PROBLEM STATEMENT →
Check each line of the listing below for the string "text", and copy the ones that have it.

RAW DATA →
--- BEGIN ---

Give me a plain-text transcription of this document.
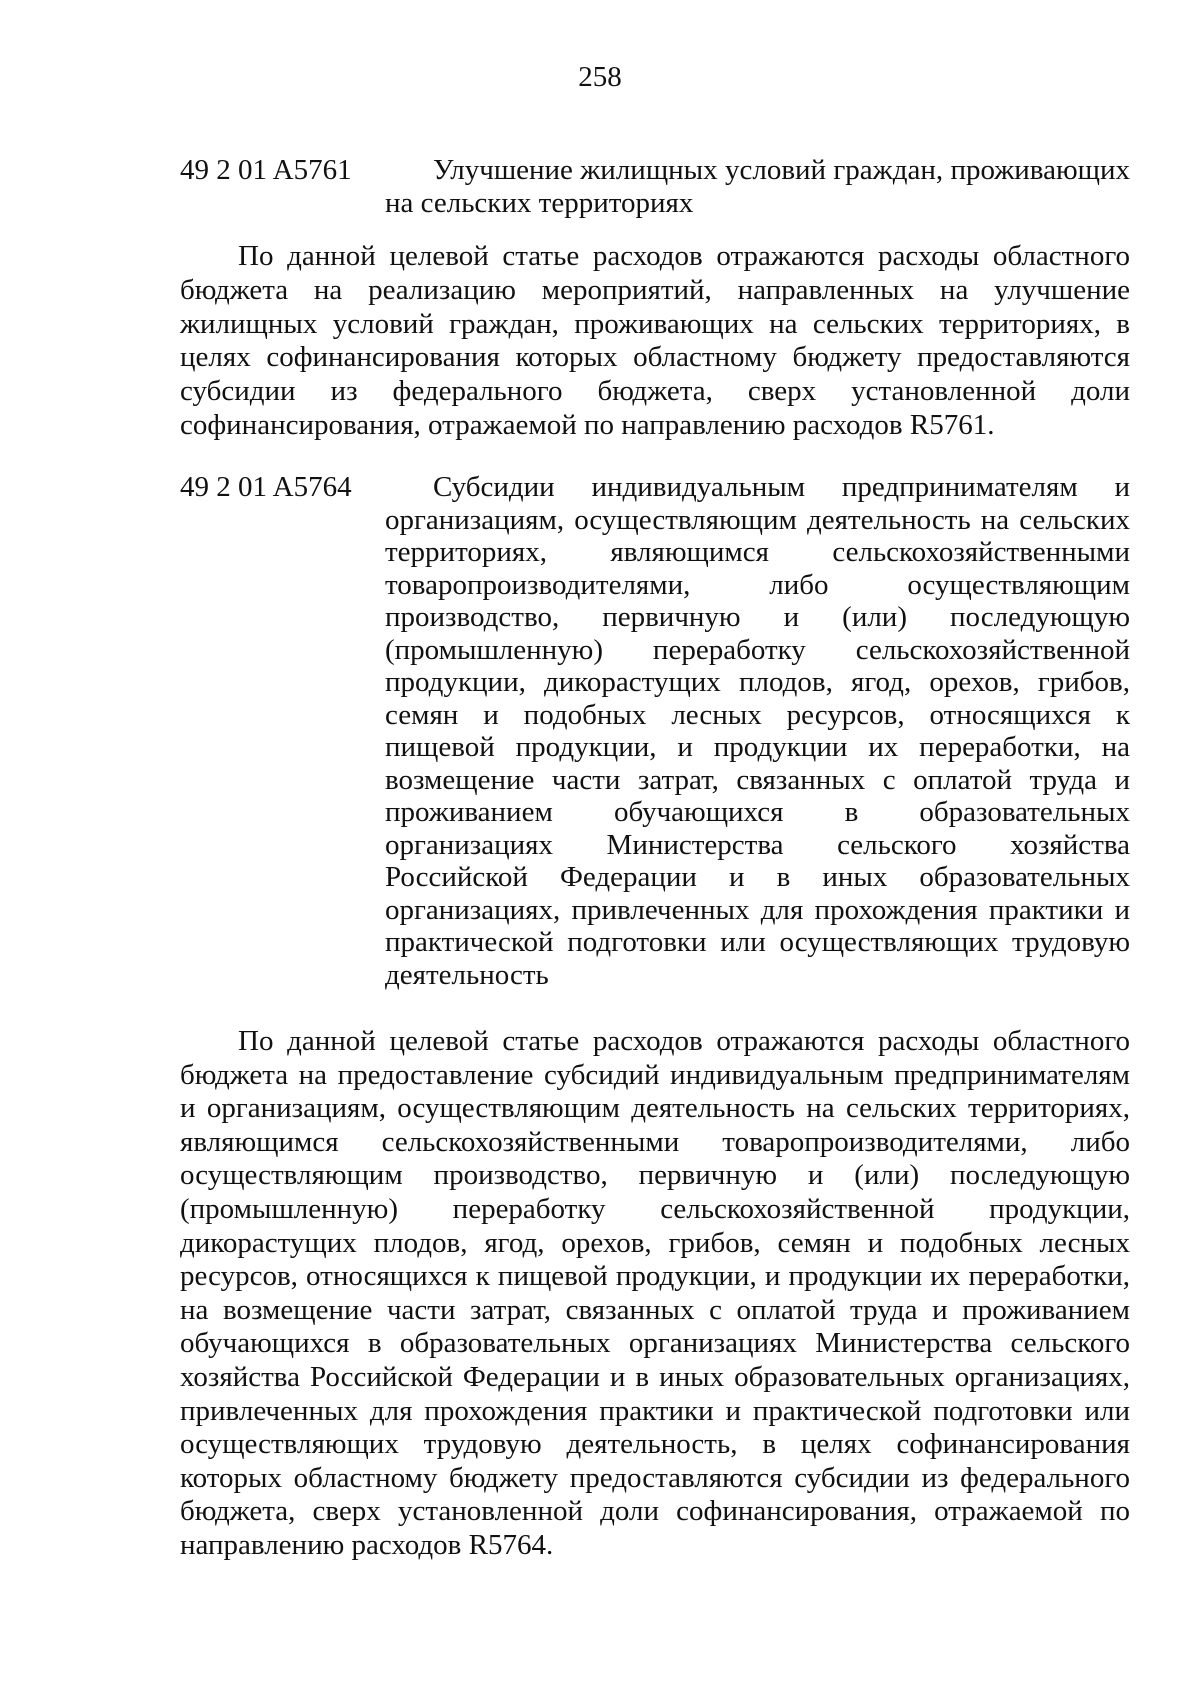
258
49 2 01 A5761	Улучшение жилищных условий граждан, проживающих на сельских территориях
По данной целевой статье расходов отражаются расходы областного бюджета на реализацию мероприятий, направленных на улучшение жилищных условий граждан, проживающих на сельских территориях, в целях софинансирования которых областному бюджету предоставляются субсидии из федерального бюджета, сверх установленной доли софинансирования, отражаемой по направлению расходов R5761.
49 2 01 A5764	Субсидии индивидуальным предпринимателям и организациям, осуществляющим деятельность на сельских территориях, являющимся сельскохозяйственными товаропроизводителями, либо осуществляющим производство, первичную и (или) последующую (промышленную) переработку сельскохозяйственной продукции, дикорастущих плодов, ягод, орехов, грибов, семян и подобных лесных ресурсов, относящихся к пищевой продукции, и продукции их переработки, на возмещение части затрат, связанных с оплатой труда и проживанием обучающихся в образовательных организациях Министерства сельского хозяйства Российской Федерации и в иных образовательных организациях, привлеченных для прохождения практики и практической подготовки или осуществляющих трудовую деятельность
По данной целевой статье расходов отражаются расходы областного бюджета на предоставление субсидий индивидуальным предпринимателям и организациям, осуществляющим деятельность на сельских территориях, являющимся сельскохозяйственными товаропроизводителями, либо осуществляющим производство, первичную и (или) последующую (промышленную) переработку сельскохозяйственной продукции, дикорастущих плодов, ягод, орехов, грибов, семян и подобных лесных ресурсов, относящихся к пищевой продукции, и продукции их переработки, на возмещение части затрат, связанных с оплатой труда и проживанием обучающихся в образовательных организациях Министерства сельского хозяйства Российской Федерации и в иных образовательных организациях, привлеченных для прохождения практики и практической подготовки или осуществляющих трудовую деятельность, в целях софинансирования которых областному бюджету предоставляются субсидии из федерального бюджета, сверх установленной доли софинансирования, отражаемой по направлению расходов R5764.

--- END ---
--- BEGIN ---

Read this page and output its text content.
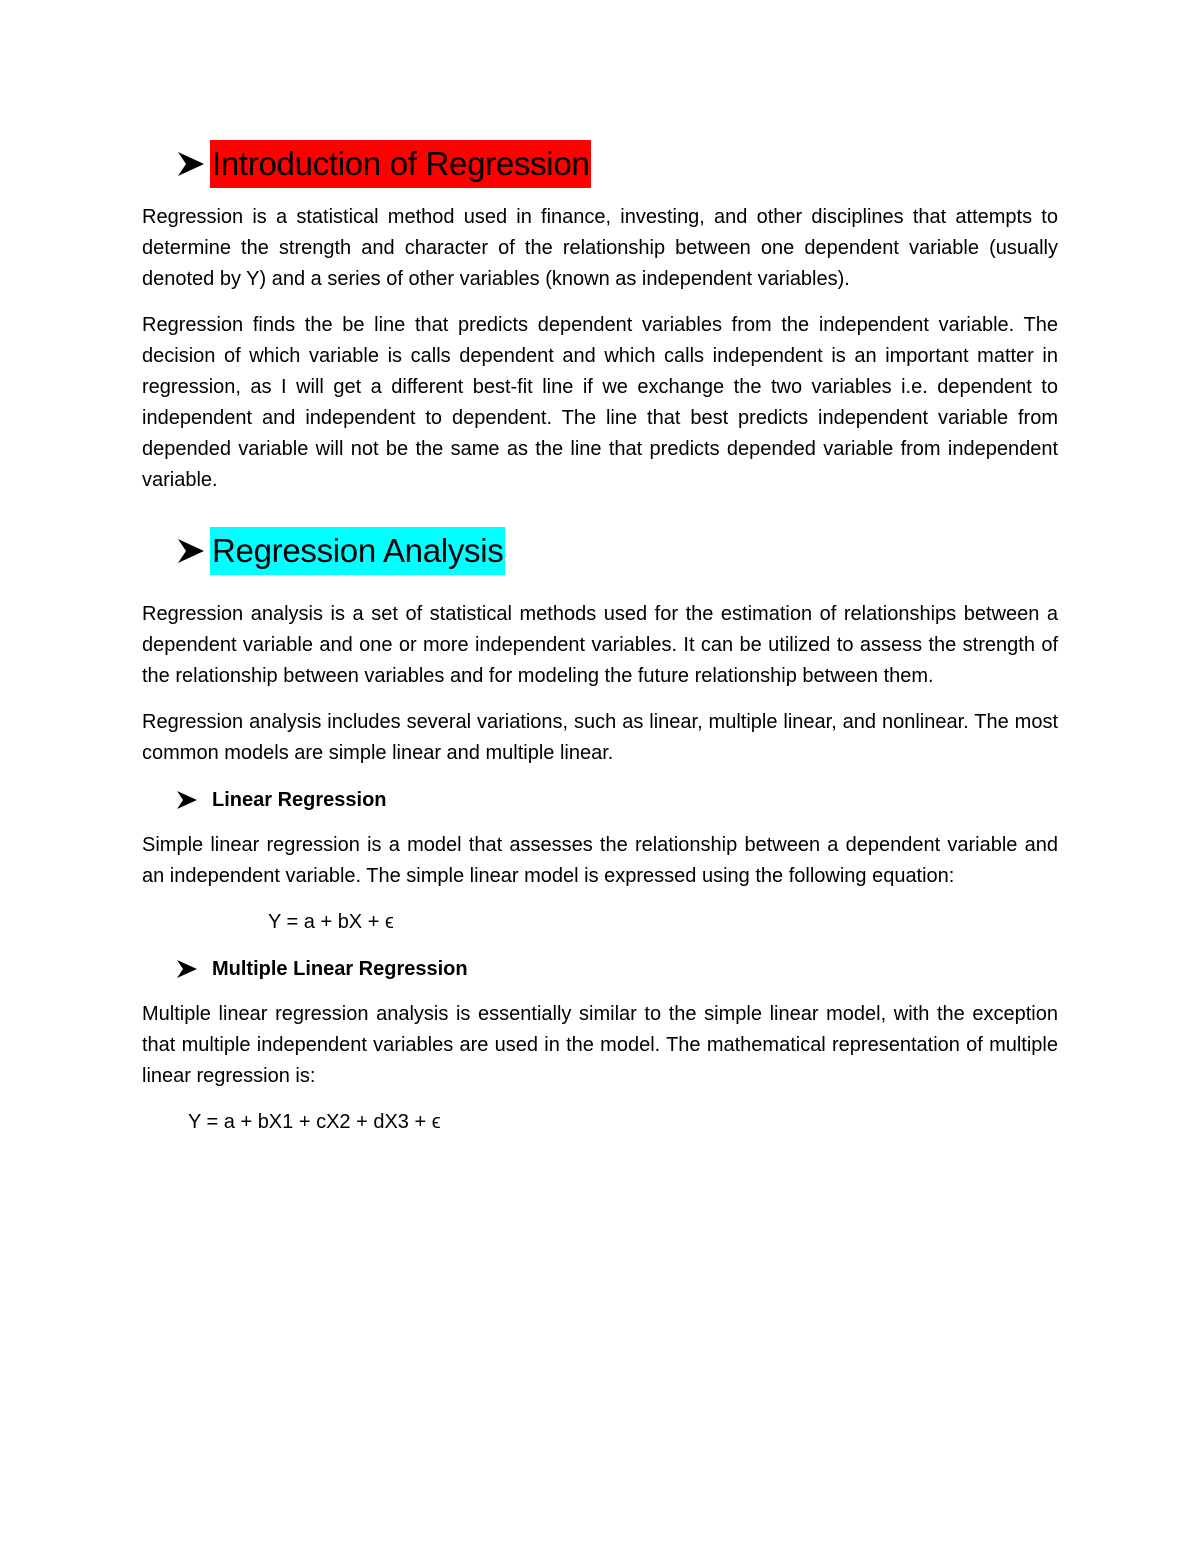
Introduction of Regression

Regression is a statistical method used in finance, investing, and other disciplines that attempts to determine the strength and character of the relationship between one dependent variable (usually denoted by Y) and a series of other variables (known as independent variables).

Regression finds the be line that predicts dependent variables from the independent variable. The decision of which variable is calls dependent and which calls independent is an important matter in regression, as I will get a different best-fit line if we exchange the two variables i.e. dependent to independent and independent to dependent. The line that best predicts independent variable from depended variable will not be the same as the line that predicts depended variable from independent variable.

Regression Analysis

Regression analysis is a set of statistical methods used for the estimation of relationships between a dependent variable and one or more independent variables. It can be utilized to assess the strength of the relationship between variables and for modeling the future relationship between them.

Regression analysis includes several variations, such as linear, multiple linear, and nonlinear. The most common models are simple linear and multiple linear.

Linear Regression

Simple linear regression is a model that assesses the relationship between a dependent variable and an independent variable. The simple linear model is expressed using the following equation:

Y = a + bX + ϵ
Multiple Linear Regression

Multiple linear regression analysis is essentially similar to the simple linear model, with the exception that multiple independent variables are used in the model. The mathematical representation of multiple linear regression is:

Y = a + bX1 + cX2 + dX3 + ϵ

--- END ---

EXERCISE RESPONSE →
Give me a plain-text transcription of this document.
Read this page and output its text content.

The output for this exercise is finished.